*WHAT YOU HAVE TO DO*. Your task is to gather the lines below that hold the string "nazariyasi".

--- begin LISTING ---

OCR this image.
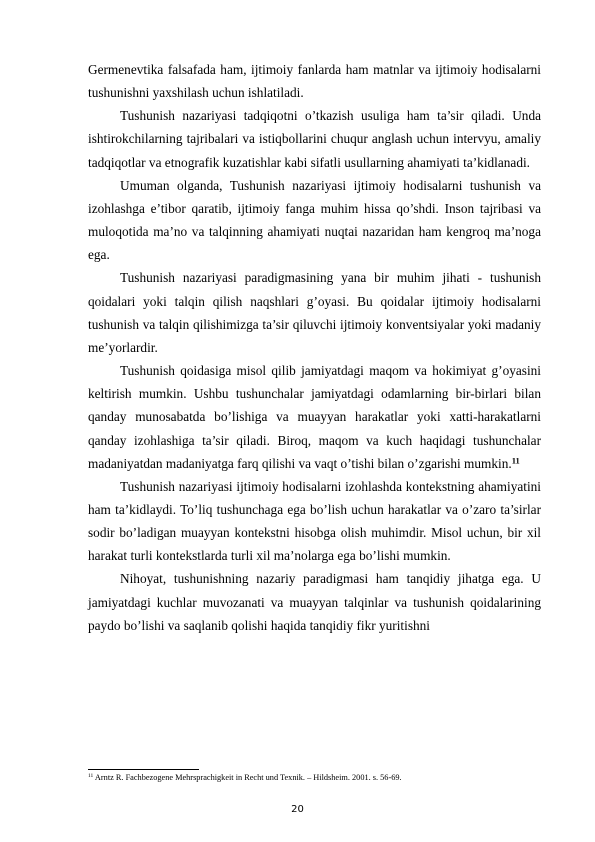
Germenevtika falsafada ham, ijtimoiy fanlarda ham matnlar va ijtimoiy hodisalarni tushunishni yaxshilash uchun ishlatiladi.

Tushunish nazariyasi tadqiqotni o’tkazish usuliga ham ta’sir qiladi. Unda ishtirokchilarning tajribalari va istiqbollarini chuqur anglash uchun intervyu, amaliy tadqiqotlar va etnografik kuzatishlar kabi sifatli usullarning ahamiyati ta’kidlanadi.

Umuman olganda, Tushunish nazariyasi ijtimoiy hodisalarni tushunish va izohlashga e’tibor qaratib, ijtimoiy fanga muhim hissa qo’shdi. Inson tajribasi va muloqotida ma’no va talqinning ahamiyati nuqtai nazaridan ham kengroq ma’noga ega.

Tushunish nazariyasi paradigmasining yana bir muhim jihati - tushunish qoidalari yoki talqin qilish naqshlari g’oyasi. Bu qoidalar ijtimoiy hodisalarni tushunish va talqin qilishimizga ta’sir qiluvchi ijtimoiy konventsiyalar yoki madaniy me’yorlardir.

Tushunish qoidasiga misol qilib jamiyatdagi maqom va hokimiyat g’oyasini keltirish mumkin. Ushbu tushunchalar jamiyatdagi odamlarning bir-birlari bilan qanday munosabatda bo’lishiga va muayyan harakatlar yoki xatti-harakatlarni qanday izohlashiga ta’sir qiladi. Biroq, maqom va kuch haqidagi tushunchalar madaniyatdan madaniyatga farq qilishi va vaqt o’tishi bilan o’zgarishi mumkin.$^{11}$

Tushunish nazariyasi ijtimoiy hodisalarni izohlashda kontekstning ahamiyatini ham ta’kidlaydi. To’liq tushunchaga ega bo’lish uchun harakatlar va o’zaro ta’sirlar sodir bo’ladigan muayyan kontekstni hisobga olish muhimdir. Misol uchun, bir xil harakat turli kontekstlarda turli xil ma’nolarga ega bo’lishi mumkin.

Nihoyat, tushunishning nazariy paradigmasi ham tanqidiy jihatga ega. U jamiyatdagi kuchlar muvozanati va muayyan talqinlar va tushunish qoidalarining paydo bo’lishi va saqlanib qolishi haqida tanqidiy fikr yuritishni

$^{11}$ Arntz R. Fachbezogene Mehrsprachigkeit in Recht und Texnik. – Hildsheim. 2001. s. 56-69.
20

--- end LISTING ---
--- begin LISTING ---

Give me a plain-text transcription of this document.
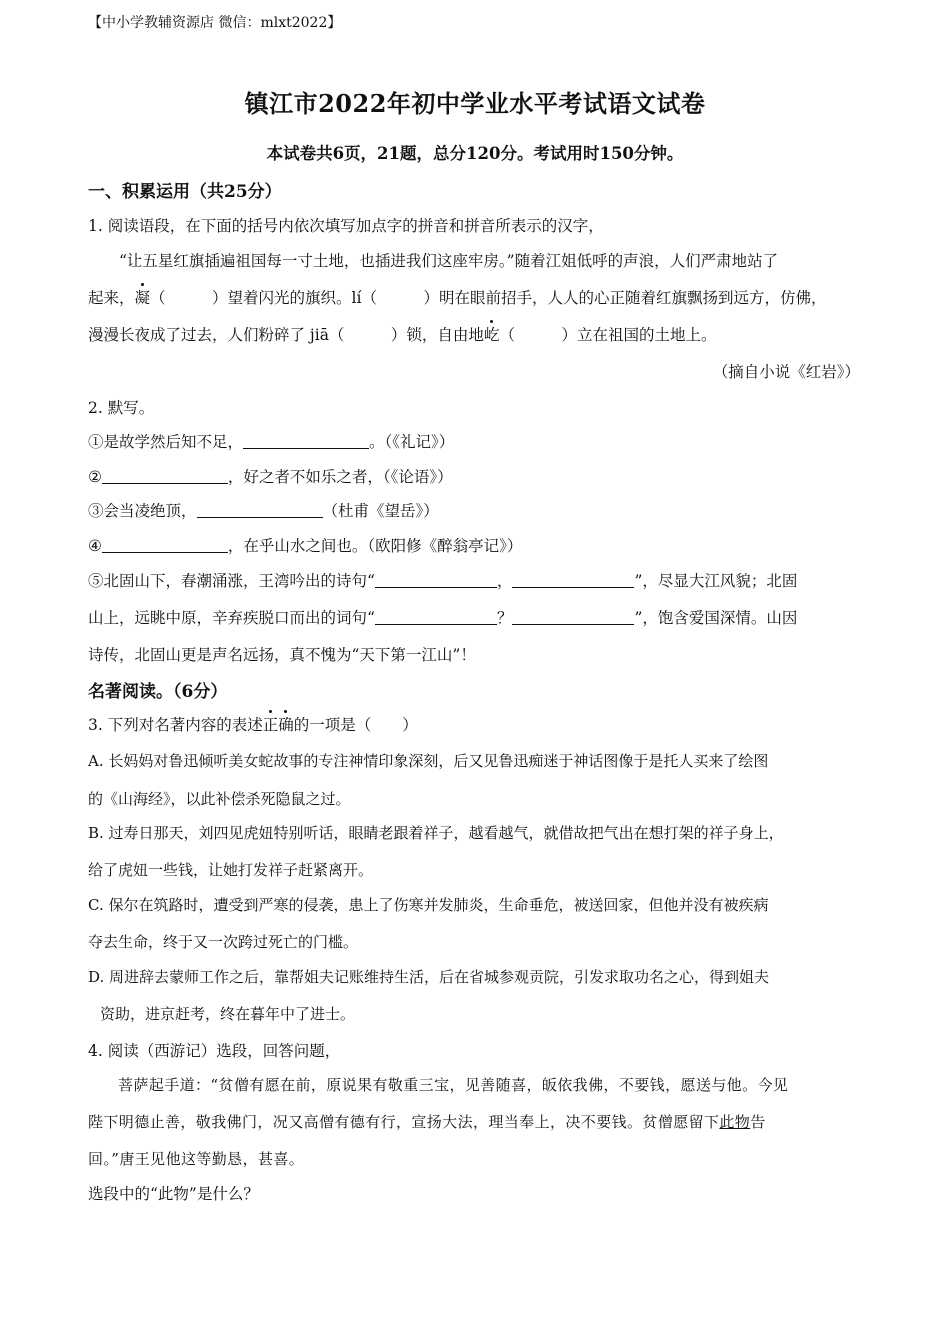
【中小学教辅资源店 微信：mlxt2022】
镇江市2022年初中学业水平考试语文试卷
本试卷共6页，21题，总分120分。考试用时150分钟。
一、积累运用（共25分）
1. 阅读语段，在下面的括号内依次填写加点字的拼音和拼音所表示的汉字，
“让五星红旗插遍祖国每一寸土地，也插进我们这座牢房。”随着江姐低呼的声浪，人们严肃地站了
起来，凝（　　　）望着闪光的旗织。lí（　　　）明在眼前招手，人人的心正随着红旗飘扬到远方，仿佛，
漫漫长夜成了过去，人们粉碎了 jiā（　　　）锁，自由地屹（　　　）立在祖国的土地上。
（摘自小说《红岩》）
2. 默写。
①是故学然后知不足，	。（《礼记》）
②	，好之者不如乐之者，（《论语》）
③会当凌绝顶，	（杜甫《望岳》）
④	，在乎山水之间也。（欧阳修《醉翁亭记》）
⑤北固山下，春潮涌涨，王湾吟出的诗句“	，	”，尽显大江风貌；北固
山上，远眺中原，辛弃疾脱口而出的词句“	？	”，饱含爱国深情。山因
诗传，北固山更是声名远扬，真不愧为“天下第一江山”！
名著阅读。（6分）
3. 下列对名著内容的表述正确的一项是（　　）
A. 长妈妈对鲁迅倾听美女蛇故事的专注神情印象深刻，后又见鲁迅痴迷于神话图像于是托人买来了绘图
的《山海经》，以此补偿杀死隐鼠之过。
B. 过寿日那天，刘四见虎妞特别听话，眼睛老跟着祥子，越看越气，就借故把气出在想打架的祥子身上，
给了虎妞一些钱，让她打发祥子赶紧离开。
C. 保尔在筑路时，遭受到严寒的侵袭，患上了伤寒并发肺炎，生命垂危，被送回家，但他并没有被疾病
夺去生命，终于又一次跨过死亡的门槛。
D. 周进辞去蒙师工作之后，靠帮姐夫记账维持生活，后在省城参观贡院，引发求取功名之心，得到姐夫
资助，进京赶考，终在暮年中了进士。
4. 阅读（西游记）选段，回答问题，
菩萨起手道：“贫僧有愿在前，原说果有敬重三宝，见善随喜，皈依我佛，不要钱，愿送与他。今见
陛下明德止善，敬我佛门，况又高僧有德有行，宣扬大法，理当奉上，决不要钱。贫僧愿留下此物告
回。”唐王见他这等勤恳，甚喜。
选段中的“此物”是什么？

--- end LISTING ---
--- begin LISTING ---

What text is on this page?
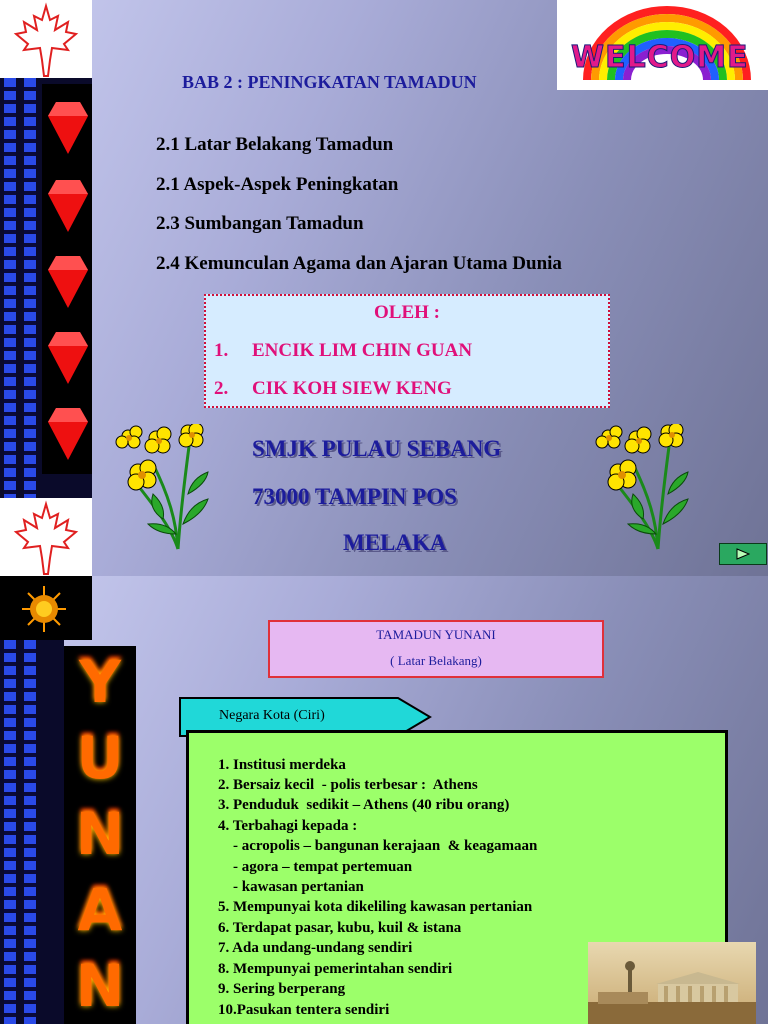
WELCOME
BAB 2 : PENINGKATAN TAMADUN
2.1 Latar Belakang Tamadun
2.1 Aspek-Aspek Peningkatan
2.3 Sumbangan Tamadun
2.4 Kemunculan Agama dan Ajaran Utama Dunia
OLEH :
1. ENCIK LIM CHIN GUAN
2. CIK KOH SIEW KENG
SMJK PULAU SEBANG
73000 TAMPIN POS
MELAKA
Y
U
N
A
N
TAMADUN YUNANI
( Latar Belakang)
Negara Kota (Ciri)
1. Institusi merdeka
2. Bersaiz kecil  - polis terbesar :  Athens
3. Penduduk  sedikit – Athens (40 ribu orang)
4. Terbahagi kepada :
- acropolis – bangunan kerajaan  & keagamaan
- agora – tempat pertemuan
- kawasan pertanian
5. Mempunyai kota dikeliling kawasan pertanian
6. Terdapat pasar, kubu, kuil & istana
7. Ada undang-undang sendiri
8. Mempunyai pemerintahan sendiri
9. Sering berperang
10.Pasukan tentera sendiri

--- end LISTING ---

*WORKED SOLUTION*.
Tushunish nazariyasi tadqiqotni o’tkazish usuliga ham ta’sir qiladi. Unda ishtirokchilarning tajribalari va istiqbollarini chuqur anglash uchun intervyu, amaliy tadqiqotlar va etnografik kuzatishlar kabi sifatli usullarning ahamiyati ta’kidlanadi.
Umuman olganda, Tushunish nazariyasi ijtimoiy hodisalarni tushunish va izohlashga e’tibor qaratib, ijtimoiy fanga muhim hissa qo’shdi. Inson tajribasi va muloqotida ma’no va talqinning ahamiyati nuqtai nazaridan ham kengroq ma’noga ega.
Tushunish nazariyasi paradigmasining yana bir muhim jihati - tushunish qoidalari yoki talqin qilish naqshlari g’oyasi. Bu qoidalar ijtimoiy hodisalarni tushunish va talqin qilishimizga ta’sir qiluvchi ijtimoiy konventsiyalar yoki madaniy me’yorlardir.
Tushunish nazariyasi ijtimoiy hodisalarni izohlashda kontekstning ahamiyatini ham ta’kidlaydi. To’liq tushunchaga ega bo’lish uchun harakatlar va o’zaro ta’sirlar sodir bo’ladigan muayyan kontekstni hisobga olish muhimdir. Misol uchun, bir xil harakat turli kontekstlarda turli xil ma’nolarga ega bo’lishi mumkin.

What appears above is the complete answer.